_DATA ENTRIES:_
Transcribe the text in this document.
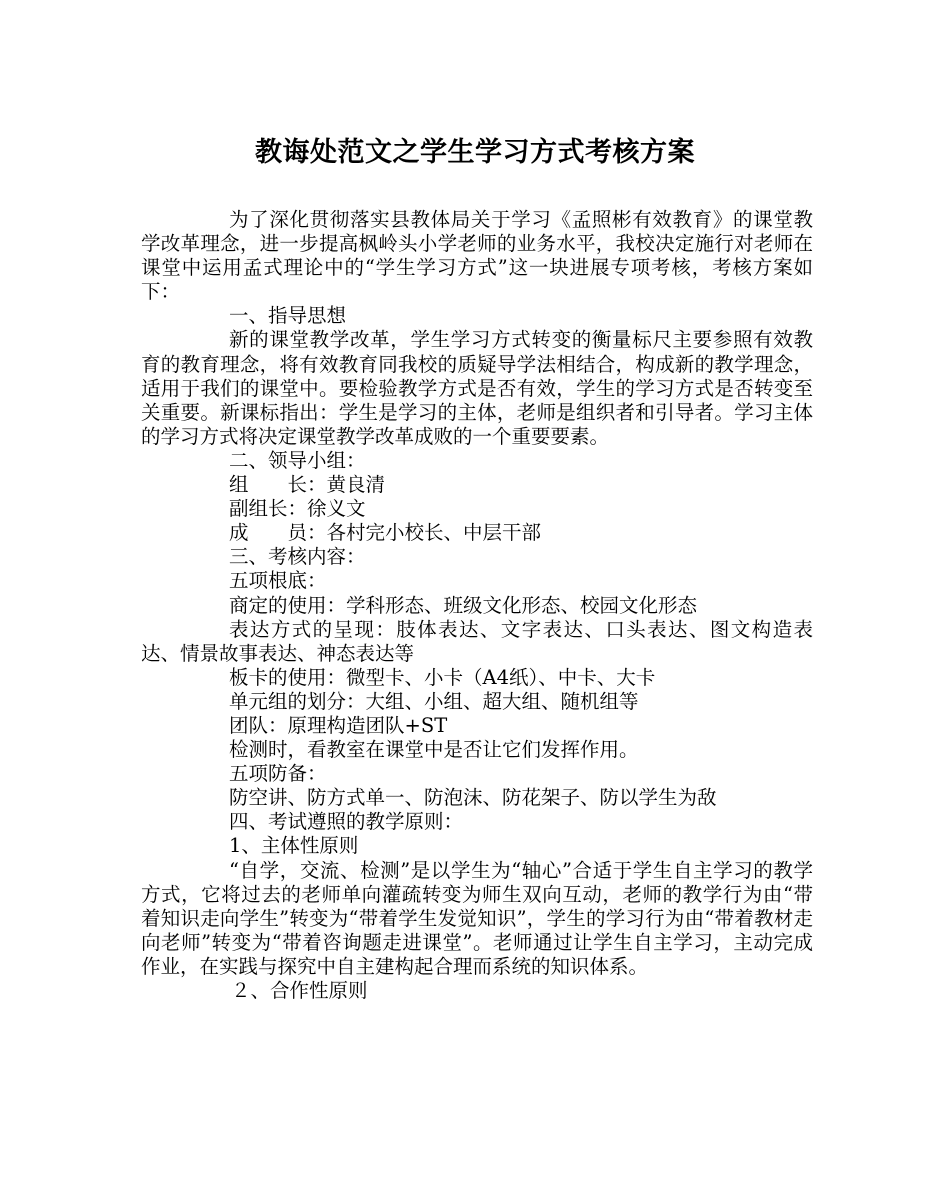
教诲处范文之学生学习方式考核方案

为了深化贯彻落实县教体局关于学习《孟照彬有效教育》的课堂教学改革理念，进一步提高枫岭头小学老师的业务水平，我校决定施行对老师在课堂中运用孟式理论中的“学生学习方式”这一块进展专项考核，考核方案如下：

一、指导思想

新的课堂教学改革，学生学习方式转变的衡量标尺主要参照有效教育的教育理念，将有效教育同我校的质疑导学法相结合，构成新的教学理念，适用于我们的课堂中。要检验教学方式是否有效，学生的学习方式是否转变至关重要。新课标指出：学生是学习的主体，老师是组织者和引导者。学习主体的学习方式将决定课堂教学改革成败的一个重要要素。

二、领导小组：

组　　长：黄良清

副组长：徐义文

成　　员：各村完小校长、中层干部

三、考核内容：

五项根底：

商定的使用：学科形态、班级文化形态、校园文化形态

表达方式的呈现：肢体表达、文字表达、口头表达、图文构造表达、情景故事表达、神态表达等

板卡的使用：微型卡、小卡（A4纸）、中卡、大卡

单元组的划分：大组、小组、超大组、随机组等

团队：原理构造团队+ST

检测时，看教室在课堂中是否让它们发挥作用。

五项防备：

防空讲、防方式单一、防泡沫、防花架子、防以学生为敌

四、考试遵照的教学原则：

1、主体性原则

“自学，交流、检测”是以学生为“轴心”合适于学生自主学习的教学方式，它将过去的老师单向灌疏转变为师生双向互动，老师的教学行为由“带着知识走向学生”转变为“带着学生发觉知识”，学生的学习行为由“带着教材走向老师”转变为“带着咨询题走进课堂”。老师通过让学生自主学习，主动完成作业，在实践与探究中自主建构起合理而系统的知识体系。

２、合作性原则
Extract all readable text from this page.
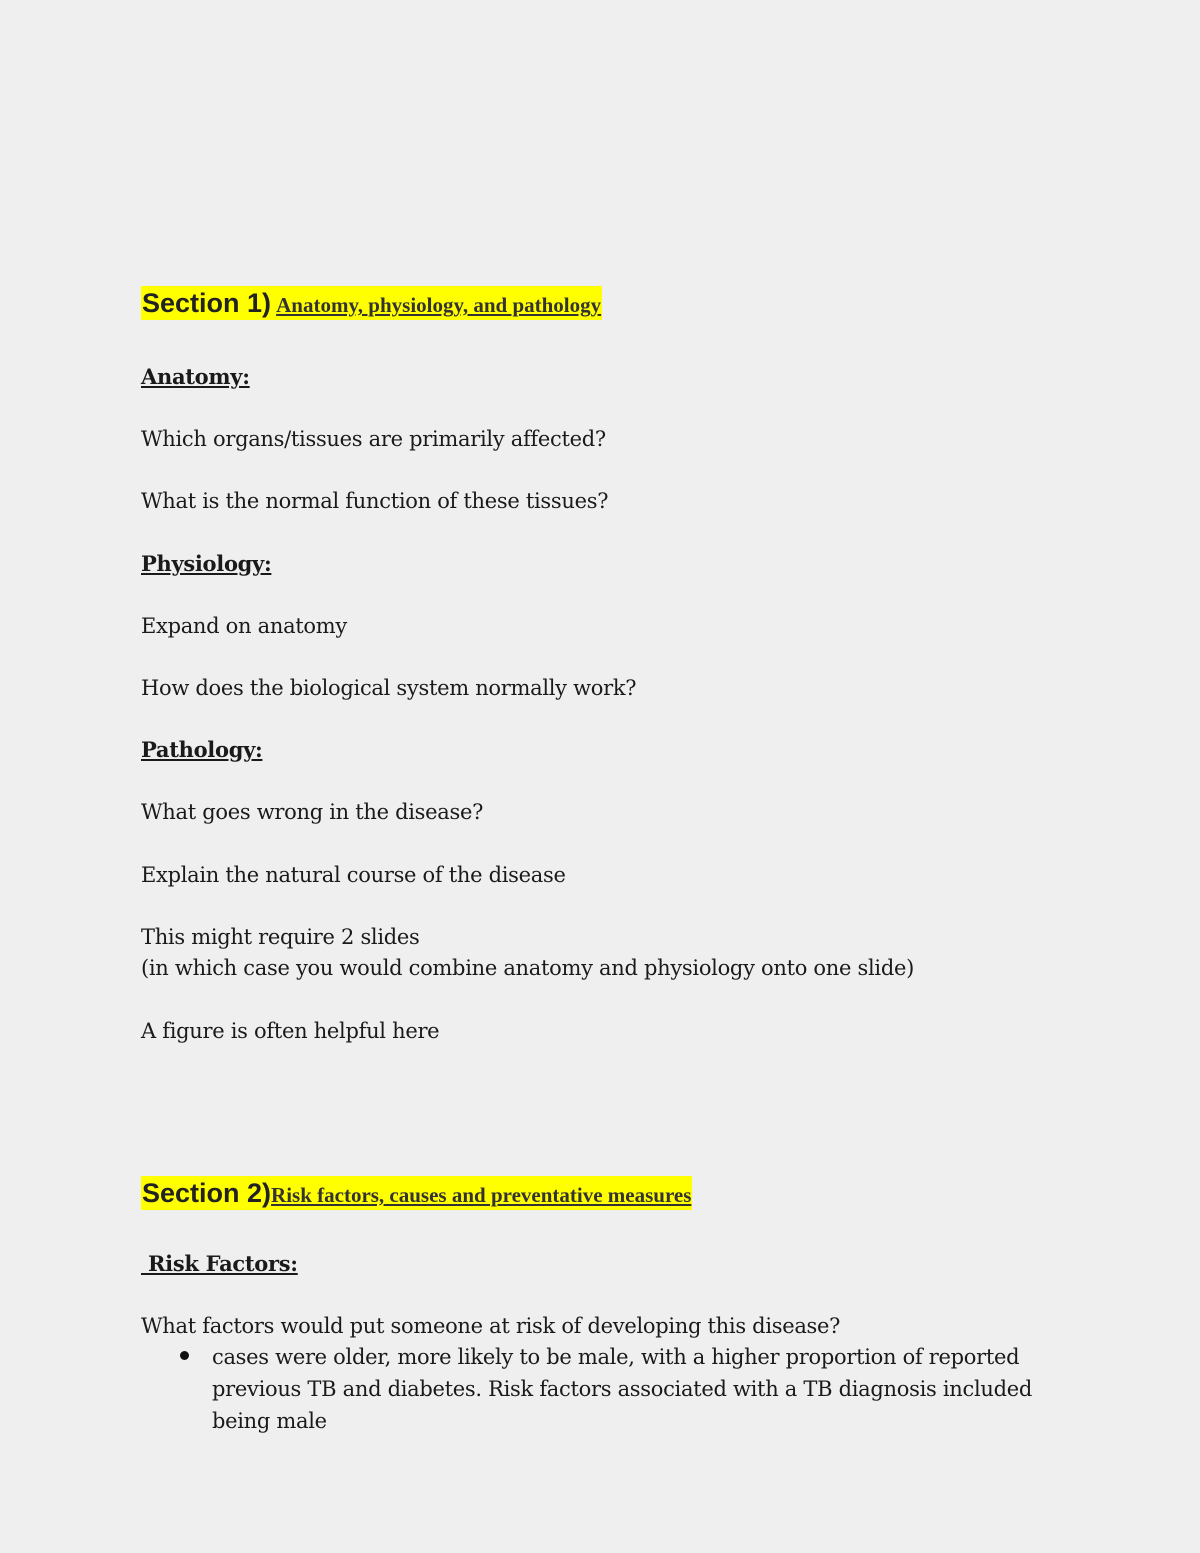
Section 1) Anatomy, physiology, and pathology
Anatomy:
Which organs/tissues are primarily affected?
What is the normal function of these tissues?
Physiology:
Expand on anatomy
How does the biological system normally work?
Pathology:
What goes wrong in the disease?
Explain the natural course of the disease
This might require 2 slides
(in which case you would combine anatomy and physiology onto one slide)
A figure is often helpful here
Section 2)Risk factors, causes and preventative measures
Risk Factors:
What factors would put someone at risk of developing this disease?
cases were older, more likely to be male, with a higher proportion of reported previous TB and diabetes. Risk factors associated with a TB diagnosis included being male
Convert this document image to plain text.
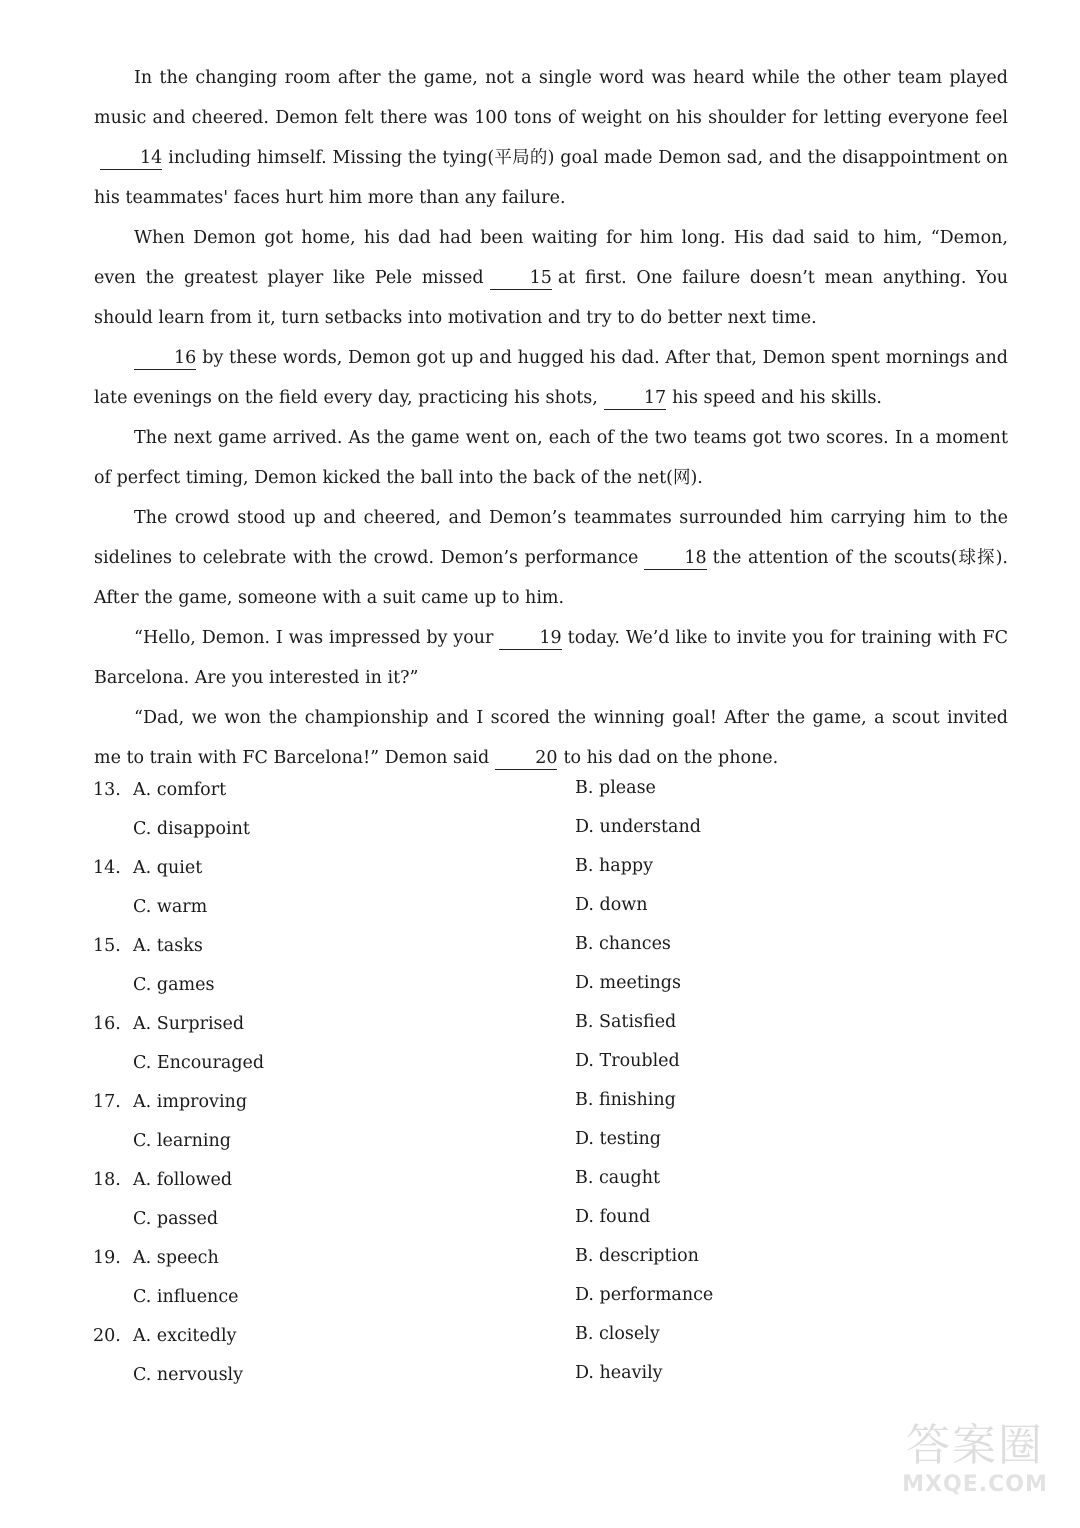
In the changing room after the game, not a single word was heard while the other team played music and cheered. Demon felt there was 100 tons of weight on his shoulder for letting everyone feel14 including himself. Missing the tying(平局的) goal made Demon sad, and the disappointment on his teammates' faces hurt him more than any failure.

When Demon got home, his dad had been waiting for him long. His dad said to him, “Demon, even the greatest player like Pele missed	15 at first. One failure doesn’t mean anything. You should learn from it, turn setbacks into motivation and try to do better next time.

16 by these words, Demon got up and hugged his dad. After that, Demon spent mornings and late evenings on the field every day, practicing his shots,	17 his speed and his skills.

The next game arrived. As the game went on, each of the two teams got two scores. In a moment of perfect timing, Demon kicked the ball into the back of the net(网).

The crowd stood up and cheered, and Demon’s teammates surrounded him carrying him to the sidelines to celebrate with the crowd. Demon’s performance	18 the attention of the scouts(球探). After the game, someone with a suit came up to him.

“Hello, Demon. I was impressed by your	19 today. We’d like to invite you for training with FC Barcelona. Are you interested in it?”

“Dad, we won the championship and I scored the winning goal! After the game, a scout invited me to train with FC Barcelona!” Demon said	20 to his dad on the phone.

13. A. comfort	B. please
C. disappoint	D. understand
14. A. quiet	B. happy
C. warm	D. down
15. A. tasks	B. chances
C. games	D. meetings
16. A. Surprised	B. Satisfied
C. Encouraged	D. Troubled
17. A. improving	B. finishing
C. learning	D. testing
18. A. followed	B. caught
C. passed	D. found
19. A. speech	B. description
C. influence	D. performance
20. A. excitedly	B. closely
C. nervously	D. heavily
答案圈
MXQE.COM
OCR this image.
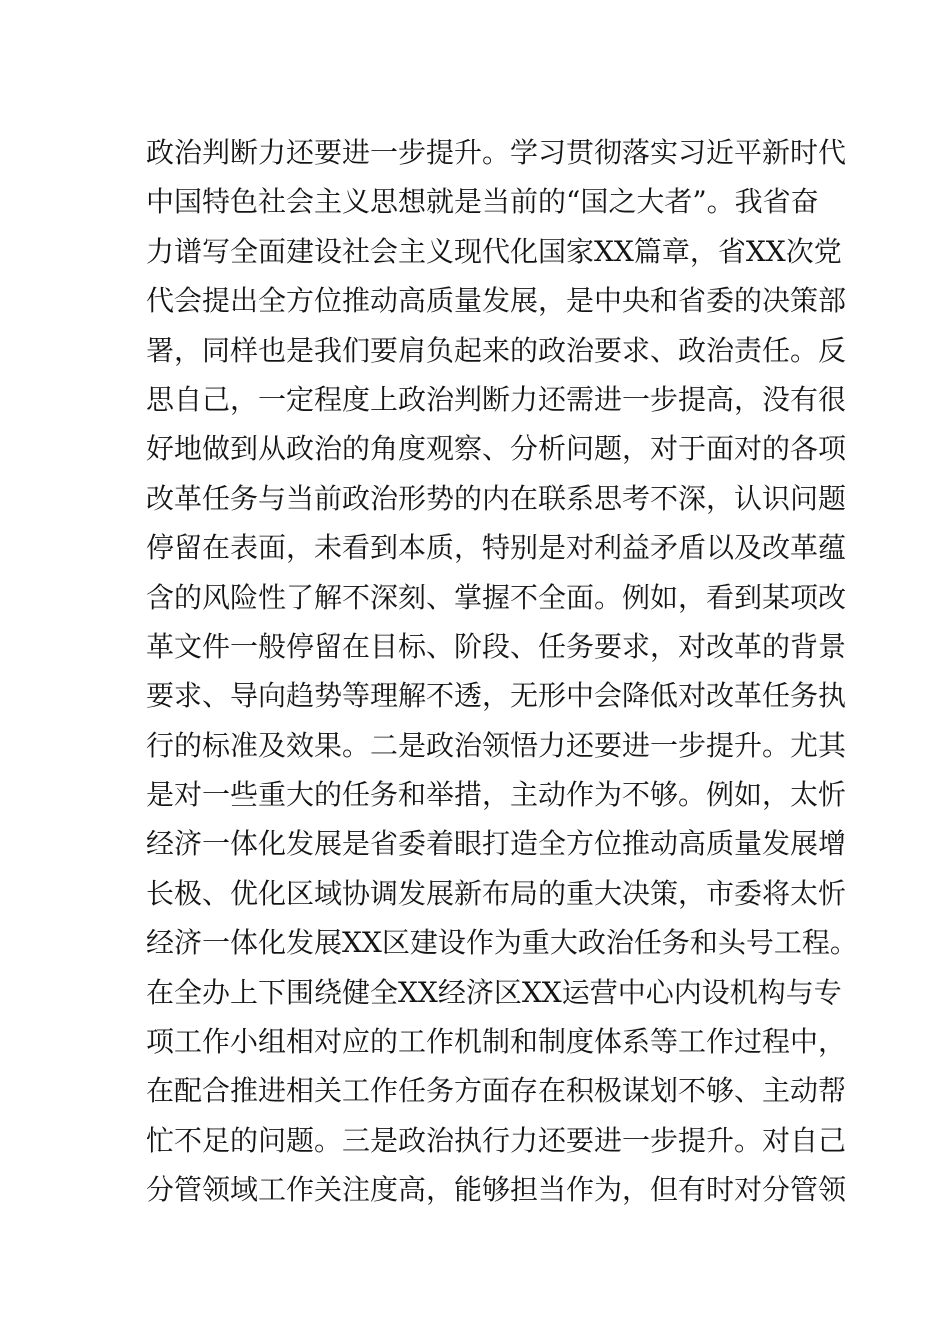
政治判断力还要进一步提升。学习贯彻落实习近平新时代
中国特色社会主义思想就是当前的“国之大者”。我省奋
力谱写全面建设社会主义现代化国家XX篇章，省XX次党
代会提出全方位推动高质量发展，是中央和省委的决策部
署，同样也是我们要肩负起来的政治要求、政治责任。反
思自己，一定程度上政治判断力还需进一步提高，没有很
好地做到从政治的角度观察、分析问题，对于面对的各项
改革任务与当前政治形势的内在联系思考不深，认识问题
停留在表面，未看到本质，特别是对利益矛盾以及改革蕴
含的风险性了解不深刻、掌握不全面。例如，看到某项改
革文件一般停留在目标、阶段、任务要求，对改革的背景
要求、导向趋势等理解不透，无形中会降低对改革任务执
行的标准及效果。二是政治领悟力还要进一步提升。尤其
是对一些重大的任务和举措，主动作为不够。例如，太忻
经济一体化发展是省委着眼打造全方位推动高质量发展增
长极、优化区域协调发展新布局的重大决策，市委将太忻
经济一体化发展XX区建设作为重大政治任务和头号工程。
在全办上下围绕健全XX经济区XX运营中心内设机构与专
项工作小组相对应的工作机制和制度体系等工作过程中，
在配合推进相关工作任务方面存在积极谋划不够、主动帮
忙不足的问题。三是政治执行力还要进一步提升。对自己
分管领域工作关注度高，能够担当作为，但有时对分管领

_EXERCISE DESCRIPTION:_
Repeat the records word for word. Any picture in them should be left out.

_EXERCISE RESULT:_
Transcribe the text in this document.
教诲处范文之学生学习方式考核方案

为了深化贯彻落实县教体局关于学习《孟照彬有效教育》的课堂教学改革理念，进一步提高枫岭头小学老师的业务水平，我校决定施行对老师在课堂中运用孟式理论中的“学生学习方式”这一块进展专项考核，考核方案如下：

一、指导思想

新的课堂教学改革，学生学习方式转变的衡量标尺主要参照有效教育的教育理念，将有效教育同我校的质疑导学法相结合，构成新的教学理念，适用于我们的课堂中。要检验教学方式是否有效，学生的学习方式是否转变至关重要。新课标指出：学生是学习的主体，老师是组织者和引导者。学习主体的学习方式将决定课堂教学改革成败的一个重要要素。

二、领导小组：

组　　长：黄良清

副组长：徐义文

成　　员：各村完小校长、中层干部

三、考核内容：

五项根底：

商定的使用：学科形态、班级文化形态、校园文化形态

表达方式的呈现：肢体表达、文字表达、口头表达、图文构造表达、情景故事表达、神态表达等

板卡的使用：微型卡、小卡（A4纸）、中卡、大卡

单元组的划分：大组、小组、超大组、随机组等

团队：原理构造团队+ST

检测时，看教室在课堂中是否让它们发挥作用。

五项防备：

防空讲、防方式单一、防泡沫、防花架子、防以学生为敌

四、考试遵照的教学原则：

1、主体性原则

“自学，交流、检测”是以学生为“轴心”合适于学生自主学习的教学方式，它将过去的老师单向灌疏转变为师生双向互动，老师的教学行为由“带着知识走向学生”转变为“带着学生发觉知识”，学生的学习行为由“带着教材走向老师”转变为“带着咨询题走进课堂”。老师通过让学生自主学习，主动完成作业，在实践与探究中自主建构起合理而系统的知识体系。

２、合作性原则
Extract all readable text from this page.
Section 1) Anatomy, physiology, and pathology
Anatomy:
Which organs/tissues are primarily affected?
What is the normal function of these tissues?
Physiology:
Expand on anatomy
How does the biological system normally work?
Pathology:
What goes wrong in the disease?
Explain the natural course of the disease
This might require 2 slides
(in which case you would combine anatomy and physiology onto one slide)
A figure is often helpful here
Section 2)Risk factors, causes and preventative measures
Risk Factors:
What factors would put someone at risk of developing this disease?
cases were older, more likely to be male, with a higher proportion of reported previous TB and diabetes. Risk factors associated with a TB diagnosis included being male
Convert this document image to plain text.
In the changing room after the game, not a single word was heard while the other team played music and cheered. Demon felt there was 100 tons of weight on his shoulder for letting everyone feel14 including himself. Missing the tying(平局的) goal made Demon sad, and the disappointment on his teammates' faces hurt him more than any failure.

When Demon got home, his dad had been waiting for him long. His dad said to him, “Demon, even the greatest player like Pele missed	15 at first. One failure doesn’t mean anything. You should learn from it, turn setbacks into motivation and try to do better next time.

16 by these words, Demon got up and hugged his dad. After that, Demon spent mornings and late evenings on the field every day, practicing his shots,	17 his speed and his skills.

The next game arrived. As the game went on, each of the two teams got two scores. In a moment of perfect timing, Demon kicked the ball into the back of the net(网).

The crowd stood up and cheered, and Demon’s teammates surrounded him carrying him to the sidelines to celebrate with the crowd. Demon’s performance	18 the attention of the scouts(球探). After the game, someone with a suit came up to him.

“Hello, Demon. I was impressed by your	19 today. We’d like to invite you for training with FC Barcelona. Are you interested in it?”

“Dad, we won the championship and I scored the winning goal! After the game, a scout invited me to train with FC Barcelona!” Demon said	20 to his dad on the phone.

13. A. comfort	B. please
C. disappoint	D. understand
14. A. quiet	B. happy
C. warm	D. down
15. A. tasks	B. chances
C. games	D. meetings
16. A. Surprised	B. Satisfied
C. Encouraged	D. Troubled
17. A. improving	B. finishing
C. learning	D. testing
18. A. followed	B. caught
C. passed	D. found
19. A. speech	B. description
C. influence	D. performance
20. A. excitedly	B. closely
C. nervously	D. heavily
答案圈
MXQE.COM
OCR this image.
政治判断力还要进一步提升。学习贯彻落实习近平新时代
中国特色社会主义思想就是当前的“国之大者”。我省奋
力谱写全面建设社会主义现代化国家XX篇章，省XX次党
代会提出全方位推动高质量发展，是中央和省委的决策部
署，同样也是我们要肩负起来的政治要求、政治责任。反
思自己，一定程度上政治判断力还需进一步提高，没有很
好地做到从政治的角度观察、分析问题，对于面对的各项
改革任务与当前政治形势的内在联系思考不深，认识问题
停留在表面，未看到本质，特别是对利益矛盾以及改革蕴
含的风险性了解不深刻、掌握不全面。例如，看到某项改
革文件一般停留在目标、阶段、任务要求，对改革的背景
要求、导向趋势等理解不透，无形中会降低对改革任务执
行的标准及效果。二是政治领悟力还要进一步提升。尤其
是对一些重大的任务和举措，主动作为不够。例如，太忻
经济一体化发展是省委着眼打造全方位推动高质量发展增
长极、优化区域协调发展新布局的重大决策，市委将太忻
经济一体化发展XX区建设作为重大政治任务和头号工程。
在全办上下围绕健全XX经济区XX运营中心内设机构与专
项工作小组相对应的工作机制和制度体系等工作过程中，
在配合推进相关工作任务方面存在积极谋划不够、主动帮
忙不足的问题。三是政治执行力还要进一步提升。对自己
分管领域工作关注度高，能够担当作为，但有时对分管领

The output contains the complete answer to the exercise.